Data rows:
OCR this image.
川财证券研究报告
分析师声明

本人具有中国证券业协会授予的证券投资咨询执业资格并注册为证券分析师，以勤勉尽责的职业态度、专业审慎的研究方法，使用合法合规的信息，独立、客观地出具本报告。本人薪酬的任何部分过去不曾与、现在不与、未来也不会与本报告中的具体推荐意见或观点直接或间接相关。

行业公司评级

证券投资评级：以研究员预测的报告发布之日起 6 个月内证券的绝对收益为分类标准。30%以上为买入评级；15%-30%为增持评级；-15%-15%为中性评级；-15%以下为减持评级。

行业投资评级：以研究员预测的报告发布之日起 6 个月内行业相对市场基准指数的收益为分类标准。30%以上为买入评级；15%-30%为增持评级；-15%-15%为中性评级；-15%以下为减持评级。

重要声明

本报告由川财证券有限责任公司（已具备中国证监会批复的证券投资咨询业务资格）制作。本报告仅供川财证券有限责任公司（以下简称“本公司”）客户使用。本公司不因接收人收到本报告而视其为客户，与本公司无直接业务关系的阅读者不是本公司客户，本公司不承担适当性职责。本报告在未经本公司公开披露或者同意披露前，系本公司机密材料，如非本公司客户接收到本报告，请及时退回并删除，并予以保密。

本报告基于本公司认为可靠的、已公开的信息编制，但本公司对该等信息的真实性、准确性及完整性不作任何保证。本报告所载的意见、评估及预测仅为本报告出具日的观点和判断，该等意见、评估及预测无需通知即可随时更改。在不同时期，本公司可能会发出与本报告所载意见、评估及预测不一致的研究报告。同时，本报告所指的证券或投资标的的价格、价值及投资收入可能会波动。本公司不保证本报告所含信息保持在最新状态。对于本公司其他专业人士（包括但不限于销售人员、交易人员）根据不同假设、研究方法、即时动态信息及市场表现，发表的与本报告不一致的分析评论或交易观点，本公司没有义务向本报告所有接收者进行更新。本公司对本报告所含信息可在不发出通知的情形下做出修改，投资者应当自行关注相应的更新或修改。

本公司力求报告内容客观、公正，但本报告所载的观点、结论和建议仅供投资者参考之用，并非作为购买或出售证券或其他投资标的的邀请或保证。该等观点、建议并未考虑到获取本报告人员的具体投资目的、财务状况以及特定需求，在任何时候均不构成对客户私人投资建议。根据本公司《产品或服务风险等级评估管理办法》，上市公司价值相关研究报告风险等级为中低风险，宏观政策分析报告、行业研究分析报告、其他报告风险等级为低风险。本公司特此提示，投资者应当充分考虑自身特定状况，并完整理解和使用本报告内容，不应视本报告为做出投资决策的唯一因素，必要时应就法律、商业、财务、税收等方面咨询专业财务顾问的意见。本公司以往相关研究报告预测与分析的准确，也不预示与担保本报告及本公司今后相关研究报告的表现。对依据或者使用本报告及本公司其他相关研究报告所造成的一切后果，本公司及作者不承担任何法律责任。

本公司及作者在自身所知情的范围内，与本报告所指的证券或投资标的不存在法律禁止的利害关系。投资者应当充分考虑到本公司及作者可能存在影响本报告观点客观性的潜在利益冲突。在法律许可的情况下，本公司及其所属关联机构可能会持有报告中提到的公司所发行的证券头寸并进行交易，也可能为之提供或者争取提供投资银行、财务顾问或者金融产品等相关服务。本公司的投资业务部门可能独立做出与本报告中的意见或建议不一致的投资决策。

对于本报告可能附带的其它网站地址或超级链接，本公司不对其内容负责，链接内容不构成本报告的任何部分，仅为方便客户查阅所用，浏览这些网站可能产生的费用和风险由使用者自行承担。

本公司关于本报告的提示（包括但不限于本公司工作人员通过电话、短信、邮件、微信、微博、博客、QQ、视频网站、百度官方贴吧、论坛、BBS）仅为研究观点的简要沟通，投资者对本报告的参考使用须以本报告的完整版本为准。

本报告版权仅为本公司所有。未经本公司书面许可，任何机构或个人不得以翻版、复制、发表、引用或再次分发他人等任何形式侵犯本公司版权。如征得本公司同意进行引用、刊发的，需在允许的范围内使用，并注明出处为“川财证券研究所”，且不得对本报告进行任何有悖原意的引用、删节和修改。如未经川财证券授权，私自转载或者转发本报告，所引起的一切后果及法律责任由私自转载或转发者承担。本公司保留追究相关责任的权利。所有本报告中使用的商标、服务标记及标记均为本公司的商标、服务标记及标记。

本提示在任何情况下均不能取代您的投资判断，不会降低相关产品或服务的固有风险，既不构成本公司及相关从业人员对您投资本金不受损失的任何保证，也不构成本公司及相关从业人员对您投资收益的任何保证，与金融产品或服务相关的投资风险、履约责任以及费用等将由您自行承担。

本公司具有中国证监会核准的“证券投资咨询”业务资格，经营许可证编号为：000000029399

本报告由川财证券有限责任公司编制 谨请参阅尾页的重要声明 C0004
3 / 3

--

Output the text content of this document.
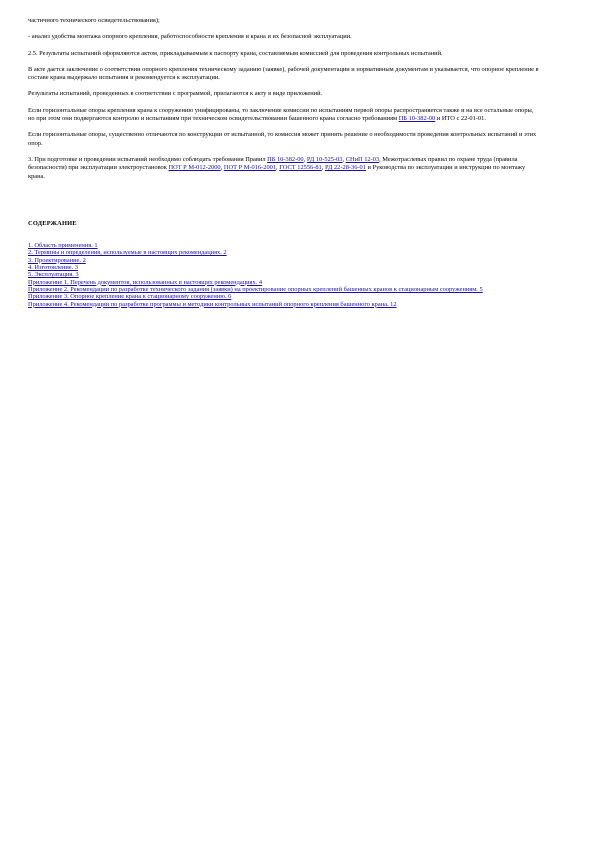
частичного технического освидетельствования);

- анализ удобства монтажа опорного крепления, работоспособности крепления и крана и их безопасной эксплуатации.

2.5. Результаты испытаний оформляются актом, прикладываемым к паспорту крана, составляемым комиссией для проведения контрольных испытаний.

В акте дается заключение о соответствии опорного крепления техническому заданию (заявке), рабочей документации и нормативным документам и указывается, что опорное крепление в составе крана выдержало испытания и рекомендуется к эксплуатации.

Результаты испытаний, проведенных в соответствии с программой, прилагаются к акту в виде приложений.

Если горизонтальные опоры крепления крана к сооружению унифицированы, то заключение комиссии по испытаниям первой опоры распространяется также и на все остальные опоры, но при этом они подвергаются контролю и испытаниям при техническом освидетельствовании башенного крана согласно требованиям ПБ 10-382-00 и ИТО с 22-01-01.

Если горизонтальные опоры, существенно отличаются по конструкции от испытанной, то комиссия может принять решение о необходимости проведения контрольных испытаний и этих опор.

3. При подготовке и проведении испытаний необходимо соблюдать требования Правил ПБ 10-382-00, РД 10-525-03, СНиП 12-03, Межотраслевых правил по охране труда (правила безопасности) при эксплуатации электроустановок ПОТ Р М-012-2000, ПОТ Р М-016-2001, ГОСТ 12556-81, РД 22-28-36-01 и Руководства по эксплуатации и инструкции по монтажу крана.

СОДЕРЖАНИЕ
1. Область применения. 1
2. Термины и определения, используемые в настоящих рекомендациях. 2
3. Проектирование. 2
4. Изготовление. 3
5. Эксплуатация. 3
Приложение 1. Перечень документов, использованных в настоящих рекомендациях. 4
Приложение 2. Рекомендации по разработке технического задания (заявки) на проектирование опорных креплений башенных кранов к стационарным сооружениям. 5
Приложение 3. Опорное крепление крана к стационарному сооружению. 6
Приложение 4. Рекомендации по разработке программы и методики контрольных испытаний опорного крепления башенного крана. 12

What you are asked to do: Copy out every line where the word "为中性评级" occurs.

The output:
证券投资评级：以研究员预测的报告发布之日起 6 个月内证券的绝对收益为分类标准。30%以上为买入评级；15%-30%为增持评级；-15%-15%为中性评级；-15%以下为减持评级。
行业投资评级：以研究员预测的报告发布之日起 6 个月内行业相对市场基准指数的收益为分类标准。30%以上为买入评级；15%-30%为增持评级；-15%-15%为中性评级；-15%以下为减持评级。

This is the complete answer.